* _Task to complete_: Omit images. Retype all entries verbatim.

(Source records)
▶
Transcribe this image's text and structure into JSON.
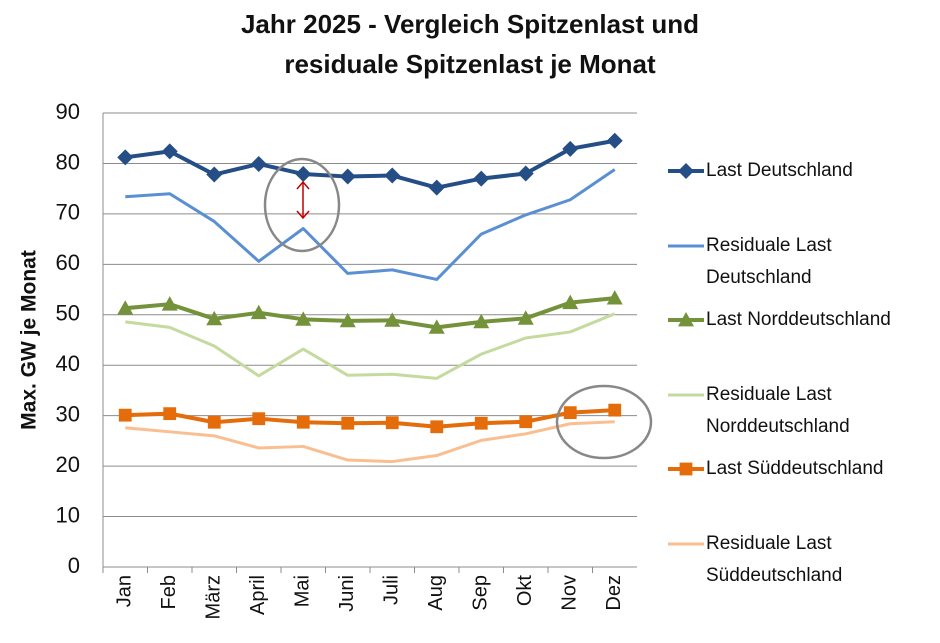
{
  "chart_data": {
    "type": "line",
    "title": "Jahr 2025 - Vergleich Spitzenlast und residuale Spitzenlast je Monat",
    "y_label": "Max. GW je Monat",
    "categories": [
      "Jan",
      "Feb",
      "März",
      "April",
      "Mai",
      "Juni",
      "Juli",
      "Aug",
      "Sep",
      "Okt",
      "Nov",
      "Dez"
    ],
    "ylim": [
      0,
      90
    ],
    "yticks": [
      0,
      10,
      20,
      30,
      40,
      50,
      60,
      70,
      80,
      90
    ],
    "grid": true,
    "legend": "right",
    "series": [
      {
        "name": "Last Deutschland",
        "color": "#254e87",
        "marker": "diamond",
        "values": [
          81.2,
          82.4,
          77.8,
          79.9,
          77.9,
          77.4,
          77.6,
          75.2,
          77.0,
          78.0,
          82.9,
          84.5
        ]
      },
      {
        "name": "Residuale Last Deutschland",
        "color": "#5a8fd4",
        "marker": "none",
        "values": [
          73.4,
          74.0,
          68.5,
          60.6,
          67.1,
          58.2,
          58.9,
          57.0,
          66.0,
          69.8,
          72.8,
          78.8
        ]
      },
      {
        "name": "Last Norddeutschland",
        "color": "#74923a",
        "marker": "triangle",
        "values": [
          51.3,
          52.1,
          49.2,
          50.4,
          49.1,
          48.8,
          48.9,
          47.5,
          48.6,
          49.3,
          52.4,
          53.3
        ]
      },
      {
        "name": "Residuale Last Norddeutschland",
        "color": "#c5da9e",
        "marker": "none",
        "values": [
          48.6,
          47.5,
          43.8,
          37.9,
          43.2,
          38.0,
          38.2,
          37.4,
          42.2,
          45.4,
          46.6,
          50.2
        ]
      },
      {
        "name": "Last Süddeutschland",
        "color": "#e46c0a",
        "marker": "square",
        "values": [
          30.1,
          30.4,
          28.7,
          29.4,
          28.7,
          28.5,
          28.6,
          27.8,
          28.5,
          28.8,
          30.6,
          31.1
        ]
      },
      {
        "name": "Residuale Last Süddeutschland",
        "color": "#f9bf90",
        "marker": "none",
        "values": [
          27.6,
          26.8,
          26.0,
          23.6,
          23.9,
          21.2,
          20.9,
          22.1,
          25.1,
          26.4,
          28.4,
          28.8
        ]
      }
    ]
  }
}
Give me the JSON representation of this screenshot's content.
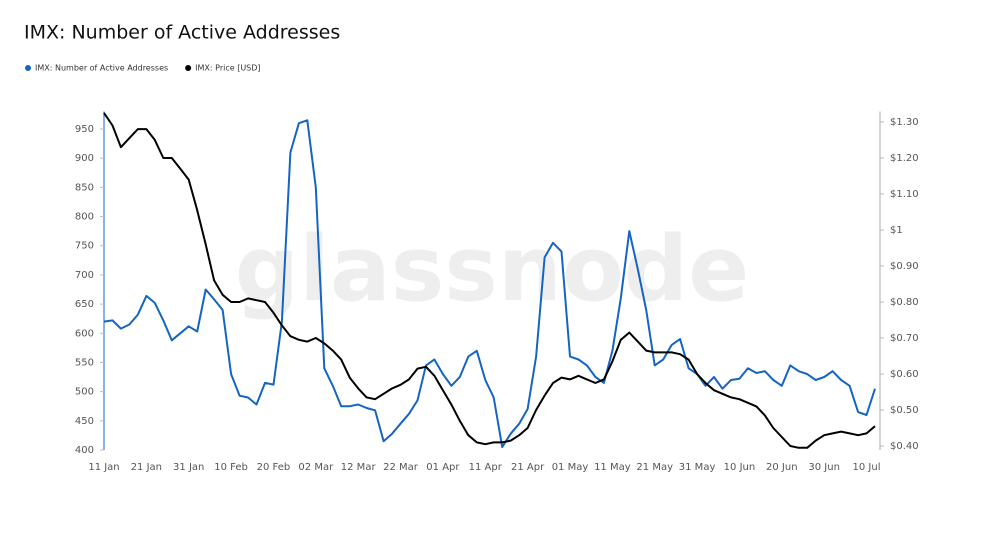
◀
* _Result of the exercise_:
Transcribe this image's text and structure into JSON.
{
  "chart_data": {
    "type": "line",
    "title": "Jahr 2025 - Vergleich Spitzenlast und residuale Spitzenlast je Monat",
    "y_label": "Max. GW je Monat",
    "categories": [
      "Jan",
      "Feb",
      "März",
      "April",
      "Mai",
      "Juni",
      "Juli",
      "Aug",
      "Sep",
      "Okt",
      "Nov",
      "Dez"
    ],
    "ylim": [
      0,
      90
    ],
    "yticks": [
      0,
      10,
      20,
      30,
      40,
      50,
      60,
      70,
      80,
      90
    ],
    "grid": true,
    "legend": "right",
    "series": [
      {
        "name": "Last Deutschland",
        "color": "#254e87",
        "marker": "diamond",
        "values": [
          81.2,
          82.4,
          77.8,
          79.9,
          77.9,
          77.4,
          77.6,
          75.2,
          77.0,
          78.0,
          82.9,
          84.5
        ]
      },
      {
        "name": "Residuale Last Deutschland",
        "color": "#5a8fd4",
        "marker": "none",
        "values": [
          73.4,
          74.0,
          68.5,
          60.6,
          67.1,
          58.2,
          58.9,
          57.0,
          66.0,
          69.8,
          72.8,
          78.8
        ]
      },
      {
        "name": "Last Norddeutschland",
        "color": "#74923a",
        "marker": "triangle",
        "values": [
          51.3,
          52.1,
          49.2,
          50.4,
          49.1,
          48.8,
          48.9,
          47.5,
          48.6,
          49.3,
          52.4,
          53.3
        ]
      },
      {
        "name": "Residuale Last Norddeutschland",
        "color": "#c5da9e",
        "marker": "none",
        "values": [
          48.6,
          47.5,
          43.8,
          37.9,
          43.2,
          38.0,
          38.2,
          37.4,
          42.2,
          45.4,
          46.6,
          50.2
        ]
      },
      {
        "name": "Last Süddeutschland",
        "color": "#e46c0a",
        "marker": "square",
        "values": [
          30.1,
          30.4,
          28.7,
          29.4,
          28.7,
          28.5,
          28.6,
          27.8,
          28.5,
          28.8,
          30.6,
          31.1
        ]
      },
      {
        "name": "Residuale Last Süddeutschland",
        "color": "#f9bf90",
        "marker": "none",
        "values": [
          27.6,
          26.8,
          26.0,
          23.6,
          23.9,
          21.2,
          20.9,
          22.1,
          25.1,
          26.4,
          28.4,
          28.8
        ]
      }
    ]
  }
}
Give me the JSON representation of this screenshot's content.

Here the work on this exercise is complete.